Excerpt to read.

    As a blogger, some of my best blog comments happen on Twitter; I am quite simply saddened that those thought-provoking reactions aren't being captured and addressed at the original content source - for the edification of my blog's readers, and even "for posterity."

    As a reader of blogs, I can sometimes miss-out on fascinating conversations about topics of-interest because they happen away from the content source.

    Is it a huge problem? Naw. World Hunger, Endless War in the Middle East, and the Climate Crisis strike me as more pertinent!

    But I think that eventually BLOG POSTS will be enabled with FRIENDFEED-style capabilities, i.e.:

    THIS IS THE BLOG POST.
    -THESE ARE THE COMMENTS @ THE BLOG
    -THESE ARE THE COMMENTS ABOUT THIS POST THAT HAPPENED ON TWITTER, ON FRIENDFEED, ON FACEBOOK, etc. (aggregated and threaded AT the post itself)

    Todd Defren | April 2008 | Boston (today, anyway)

  • 3.Conversation fragmentation is a healthy thing, too. When the conversation spreads to different places, these sub-conversations take on their own personality. I've occasionally written about something on more than one of my blogs - all of which have different audiences and focus on different things - and entirely different conversations take off. One may be among marketers talking about how a new technology affects them, while on my personal blog the discussion gets into privacy issues. Each of those online communities has its own personality and its own set of participants, and they have their own take on things.

Data provided.
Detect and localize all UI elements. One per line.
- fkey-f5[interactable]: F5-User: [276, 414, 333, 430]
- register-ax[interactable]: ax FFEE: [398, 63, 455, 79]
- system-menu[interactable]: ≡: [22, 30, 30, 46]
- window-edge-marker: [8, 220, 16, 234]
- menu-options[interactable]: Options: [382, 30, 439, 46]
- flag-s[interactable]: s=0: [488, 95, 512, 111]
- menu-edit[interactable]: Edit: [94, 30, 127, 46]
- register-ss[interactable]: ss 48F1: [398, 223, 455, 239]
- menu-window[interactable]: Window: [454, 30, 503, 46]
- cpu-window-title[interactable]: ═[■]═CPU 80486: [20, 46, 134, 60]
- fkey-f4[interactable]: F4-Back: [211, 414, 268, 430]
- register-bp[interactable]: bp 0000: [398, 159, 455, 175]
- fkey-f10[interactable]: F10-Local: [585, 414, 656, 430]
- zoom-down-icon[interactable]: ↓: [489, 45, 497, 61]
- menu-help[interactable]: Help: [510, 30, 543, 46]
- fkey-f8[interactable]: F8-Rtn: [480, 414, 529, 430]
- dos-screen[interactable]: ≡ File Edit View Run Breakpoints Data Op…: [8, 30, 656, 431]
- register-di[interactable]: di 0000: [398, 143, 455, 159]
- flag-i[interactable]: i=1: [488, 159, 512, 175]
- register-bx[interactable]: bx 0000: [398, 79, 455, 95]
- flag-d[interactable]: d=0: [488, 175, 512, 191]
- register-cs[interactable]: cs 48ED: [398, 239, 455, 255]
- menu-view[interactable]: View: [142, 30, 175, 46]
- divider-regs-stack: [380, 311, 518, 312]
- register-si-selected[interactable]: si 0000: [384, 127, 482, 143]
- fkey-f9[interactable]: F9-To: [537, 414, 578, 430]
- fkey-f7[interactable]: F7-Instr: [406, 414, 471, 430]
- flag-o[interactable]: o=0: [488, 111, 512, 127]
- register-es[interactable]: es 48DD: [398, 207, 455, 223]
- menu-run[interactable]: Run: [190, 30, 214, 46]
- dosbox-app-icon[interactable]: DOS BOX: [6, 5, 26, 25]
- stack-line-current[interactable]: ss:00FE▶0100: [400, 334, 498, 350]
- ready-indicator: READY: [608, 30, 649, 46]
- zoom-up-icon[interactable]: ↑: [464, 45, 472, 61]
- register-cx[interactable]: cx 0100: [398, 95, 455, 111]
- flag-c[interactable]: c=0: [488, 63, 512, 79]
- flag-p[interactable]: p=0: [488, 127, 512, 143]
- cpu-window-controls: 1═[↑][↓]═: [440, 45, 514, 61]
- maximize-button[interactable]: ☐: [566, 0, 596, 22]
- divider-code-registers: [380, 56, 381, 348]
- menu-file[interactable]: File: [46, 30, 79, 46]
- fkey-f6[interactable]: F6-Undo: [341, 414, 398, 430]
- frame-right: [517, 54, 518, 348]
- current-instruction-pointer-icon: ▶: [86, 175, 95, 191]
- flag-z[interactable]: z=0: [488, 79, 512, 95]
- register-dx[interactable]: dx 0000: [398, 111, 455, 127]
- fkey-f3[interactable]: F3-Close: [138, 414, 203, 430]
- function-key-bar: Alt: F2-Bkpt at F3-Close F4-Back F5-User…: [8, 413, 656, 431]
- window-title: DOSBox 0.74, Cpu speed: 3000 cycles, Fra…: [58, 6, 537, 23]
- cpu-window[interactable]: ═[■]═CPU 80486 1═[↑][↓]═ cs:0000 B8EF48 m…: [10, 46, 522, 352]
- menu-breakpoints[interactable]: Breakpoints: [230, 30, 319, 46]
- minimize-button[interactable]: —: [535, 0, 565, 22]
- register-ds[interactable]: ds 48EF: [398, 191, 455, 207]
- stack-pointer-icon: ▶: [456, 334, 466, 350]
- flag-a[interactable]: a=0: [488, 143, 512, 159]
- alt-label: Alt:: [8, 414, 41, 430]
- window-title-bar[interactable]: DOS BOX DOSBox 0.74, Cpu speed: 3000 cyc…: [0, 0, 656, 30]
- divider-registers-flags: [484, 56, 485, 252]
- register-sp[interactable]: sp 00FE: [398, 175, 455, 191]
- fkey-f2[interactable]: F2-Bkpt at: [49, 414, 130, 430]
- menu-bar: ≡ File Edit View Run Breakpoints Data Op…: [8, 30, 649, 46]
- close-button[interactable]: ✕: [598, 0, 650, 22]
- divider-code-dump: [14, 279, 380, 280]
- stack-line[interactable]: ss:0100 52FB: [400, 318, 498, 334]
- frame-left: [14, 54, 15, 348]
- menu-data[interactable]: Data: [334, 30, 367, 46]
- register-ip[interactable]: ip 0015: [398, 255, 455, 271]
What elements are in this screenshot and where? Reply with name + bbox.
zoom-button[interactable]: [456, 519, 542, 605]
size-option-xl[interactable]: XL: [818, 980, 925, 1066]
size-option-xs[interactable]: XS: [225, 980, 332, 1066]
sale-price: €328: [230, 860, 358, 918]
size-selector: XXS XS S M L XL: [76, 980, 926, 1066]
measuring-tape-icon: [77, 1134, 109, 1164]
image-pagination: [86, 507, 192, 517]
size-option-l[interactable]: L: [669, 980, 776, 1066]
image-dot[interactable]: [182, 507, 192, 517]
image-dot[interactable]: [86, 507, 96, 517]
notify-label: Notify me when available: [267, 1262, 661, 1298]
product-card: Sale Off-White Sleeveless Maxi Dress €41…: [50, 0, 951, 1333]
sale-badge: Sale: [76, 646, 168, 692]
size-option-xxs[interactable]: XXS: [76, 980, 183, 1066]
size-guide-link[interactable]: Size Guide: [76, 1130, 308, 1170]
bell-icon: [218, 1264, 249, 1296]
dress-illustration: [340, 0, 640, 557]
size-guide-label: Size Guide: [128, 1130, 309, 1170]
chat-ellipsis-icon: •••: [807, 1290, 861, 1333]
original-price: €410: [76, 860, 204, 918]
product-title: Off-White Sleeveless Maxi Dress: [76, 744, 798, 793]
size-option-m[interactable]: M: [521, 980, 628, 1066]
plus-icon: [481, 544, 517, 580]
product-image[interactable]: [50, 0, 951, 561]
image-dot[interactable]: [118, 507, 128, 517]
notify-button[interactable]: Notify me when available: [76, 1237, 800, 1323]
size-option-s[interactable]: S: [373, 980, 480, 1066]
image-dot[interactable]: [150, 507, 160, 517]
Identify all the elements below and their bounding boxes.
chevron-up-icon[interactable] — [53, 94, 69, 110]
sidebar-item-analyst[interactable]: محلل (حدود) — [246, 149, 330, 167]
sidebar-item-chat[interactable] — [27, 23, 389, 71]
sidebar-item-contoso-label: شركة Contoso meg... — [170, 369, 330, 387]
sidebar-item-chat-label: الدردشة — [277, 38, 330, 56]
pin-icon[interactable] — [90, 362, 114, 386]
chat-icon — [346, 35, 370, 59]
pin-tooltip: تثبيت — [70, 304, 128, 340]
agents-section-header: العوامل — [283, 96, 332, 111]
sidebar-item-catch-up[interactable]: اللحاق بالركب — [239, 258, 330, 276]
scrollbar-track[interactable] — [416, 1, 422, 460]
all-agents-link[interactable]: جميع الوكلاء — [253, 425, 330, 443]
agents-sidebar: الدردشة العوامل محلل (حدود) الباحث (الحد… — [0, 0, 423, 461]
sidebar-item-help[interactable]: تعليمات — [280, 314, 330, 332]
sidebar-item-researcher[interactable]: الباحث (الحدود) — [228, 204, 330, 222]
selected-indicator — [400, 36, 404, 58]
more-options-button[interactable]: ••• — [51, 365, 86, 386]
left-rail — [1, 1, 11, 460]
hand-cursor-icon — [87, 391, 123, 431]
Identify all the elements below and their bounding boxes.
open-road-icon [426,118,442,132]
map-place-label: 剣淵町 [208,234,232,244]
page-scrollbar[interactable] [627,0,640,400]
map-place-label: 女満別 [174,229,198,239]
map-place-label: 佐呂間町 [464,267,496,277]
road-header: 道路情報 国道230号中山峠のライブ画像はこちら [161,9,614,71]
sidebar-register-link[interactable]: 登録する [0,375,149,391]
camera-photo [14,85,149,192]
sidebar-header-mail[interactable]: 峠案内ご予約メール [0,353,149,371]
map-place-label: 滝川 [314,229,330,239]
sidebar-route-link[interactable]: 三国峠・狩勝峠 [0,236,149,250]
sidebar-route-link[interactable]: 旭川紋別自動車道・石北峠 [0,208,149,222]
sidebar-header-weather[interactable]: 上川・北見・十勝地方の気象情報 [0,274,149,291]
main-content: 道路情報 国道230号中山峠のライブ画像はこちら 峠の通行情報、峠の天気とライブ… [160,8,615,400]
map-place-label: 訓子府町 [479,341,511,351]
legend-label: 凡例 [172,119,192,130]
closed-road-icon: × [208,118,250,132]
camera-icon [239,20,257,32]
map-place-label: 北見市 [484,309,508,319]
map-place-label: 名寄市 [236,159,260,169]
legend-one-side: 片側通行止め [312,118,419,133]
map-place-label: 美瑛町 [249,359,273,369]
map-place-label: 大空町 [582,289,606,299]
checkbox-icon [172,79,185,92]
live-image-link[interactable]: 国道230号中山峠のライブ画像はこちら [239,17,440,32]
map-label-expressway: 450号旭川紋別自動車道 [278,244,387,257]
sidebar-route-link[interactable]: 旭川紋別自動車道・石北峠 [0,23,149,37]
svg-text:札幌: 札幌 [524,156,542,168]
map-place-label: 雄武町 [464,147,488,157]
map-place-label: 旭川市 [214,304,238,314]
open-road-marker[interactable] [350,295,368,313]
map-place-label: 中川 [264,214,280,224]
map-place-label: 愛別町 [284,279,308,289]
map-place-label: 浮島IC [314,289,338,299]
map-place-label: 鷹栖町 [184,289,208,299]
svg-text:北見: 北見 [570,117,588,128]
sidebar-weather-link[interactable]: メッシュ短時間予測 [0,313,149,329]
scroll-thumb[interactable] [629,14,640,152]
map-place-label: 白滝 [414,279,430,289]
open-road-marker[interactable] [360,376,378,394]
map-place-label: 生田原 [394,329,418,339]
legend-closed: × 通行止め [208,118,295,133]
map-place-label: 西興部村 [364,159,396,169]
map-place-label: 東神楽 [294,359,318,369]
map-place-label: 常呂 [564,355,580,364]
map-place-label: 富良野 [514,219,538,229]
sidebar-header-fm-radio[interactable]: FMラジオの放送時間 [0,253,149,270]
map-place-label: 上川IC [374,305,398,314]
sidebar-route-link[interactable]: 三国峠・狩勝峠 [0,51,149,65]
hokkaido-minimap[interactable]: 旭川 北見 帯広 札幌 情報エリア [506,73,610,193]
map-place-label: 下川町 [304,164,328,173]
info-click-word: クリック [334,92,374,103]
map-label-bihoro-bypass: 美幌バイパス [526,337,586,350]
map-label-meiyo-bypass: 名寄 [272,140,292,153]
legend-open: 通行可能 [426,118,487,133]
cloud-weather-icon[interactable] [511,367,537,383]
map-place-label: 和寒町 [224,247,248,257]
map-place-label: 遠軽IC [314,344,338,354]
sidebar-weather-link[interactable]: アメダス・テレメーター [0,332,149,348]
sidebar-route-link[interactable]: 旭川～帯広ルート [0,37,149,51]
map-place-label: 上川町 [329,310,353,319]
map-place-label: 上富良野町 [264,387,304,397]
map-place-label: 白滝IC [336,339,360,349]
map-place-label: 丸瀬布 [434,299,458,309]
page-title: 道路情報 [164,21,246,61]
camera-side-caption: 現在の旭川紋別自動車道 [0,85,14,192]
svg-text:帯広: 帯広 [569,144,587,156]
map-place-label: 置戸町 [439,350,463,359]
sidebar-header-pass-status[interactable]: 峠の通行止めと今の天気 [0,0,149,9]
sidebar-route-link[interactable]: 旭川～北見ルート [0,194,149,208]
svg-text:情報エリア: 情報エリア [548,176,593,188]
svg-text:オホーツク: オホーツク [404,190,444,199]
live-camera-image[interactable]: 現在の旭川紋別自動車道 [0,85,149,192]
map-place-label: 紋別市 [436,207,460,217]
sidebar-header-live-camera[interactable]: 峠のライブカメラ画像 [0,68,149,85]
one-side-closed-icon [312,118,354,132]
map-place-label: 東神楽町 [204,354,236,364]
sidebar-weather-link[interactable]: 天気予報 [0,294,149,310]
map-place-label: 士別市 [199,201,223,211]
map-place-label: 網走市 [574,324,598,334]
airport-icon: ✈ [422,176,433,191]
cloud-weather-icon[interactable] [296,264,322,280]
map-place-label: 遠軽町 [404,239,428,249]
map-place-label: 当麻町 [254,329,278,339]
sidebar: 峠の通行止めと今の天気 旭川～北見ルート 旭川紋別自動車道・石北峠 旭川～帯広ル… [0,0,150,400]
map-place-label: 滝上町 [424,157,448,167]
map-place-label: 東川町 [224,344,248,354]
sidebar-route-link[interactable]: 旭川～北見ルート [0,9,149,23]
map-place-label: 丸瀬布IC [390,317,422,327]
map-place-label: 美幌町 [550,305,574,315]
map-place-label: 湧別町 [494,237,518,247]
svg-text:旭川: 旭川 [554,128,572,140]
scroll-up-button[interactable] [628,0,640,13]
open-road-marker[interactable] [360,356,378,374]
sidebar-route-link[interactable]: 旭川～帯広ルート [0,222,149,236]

What the task asks. Extract the complete passage about blog comments scattering across other sites, reproducing it word for word.

Exercise response.

    As a blogger, some of my best blog comments happen on Twitter; I am quite simply saddened that those thought-provoking reactions aren't being captured and addressed at the original content source - for the edification of my blog's readers, and even "for posterity."

    As a reader of blogs, I can sometimes miss-out on fascinating conversations about topics of-interest because they happen away from the content source.

    Is it a huge problem? Naw. World Hunger, Endless War in the Middle East, and the Climate Crisis strike me as more pertinent!

    But I think that eventually BLOG POSTS will be enabled with FRIENDFEED-style capabilities, i.e.:

    THIS IS THE BLOG POST.
    -THESE ARE THE COMMENTS @ THE BLOG
    -THESE ARE THE COMMENTS ABOUT THIS POST THAT HAPPENED ON TWITTER, ON FRIENDFEED, ON FACEBOOK, etc. (aggregated and threaded AT the post itself)

    Todd Defren | April 2008 | Boston (today, anyway)

  • 3.Conversation fragmentation is a healthy thing, too. When the conversation spreads to different places, these sub-conversations take on their own personality. I've occasionally written about something on more than one of my blogs - all of which have different audiences and focus on different things - and entirely different conversations take off. One may be among marketers talking about how a new technology affects them, while on my personal blog the discussion gets into privacy issues. Each of those online communities has its own personality and its own set of participants, and they have their own take on things.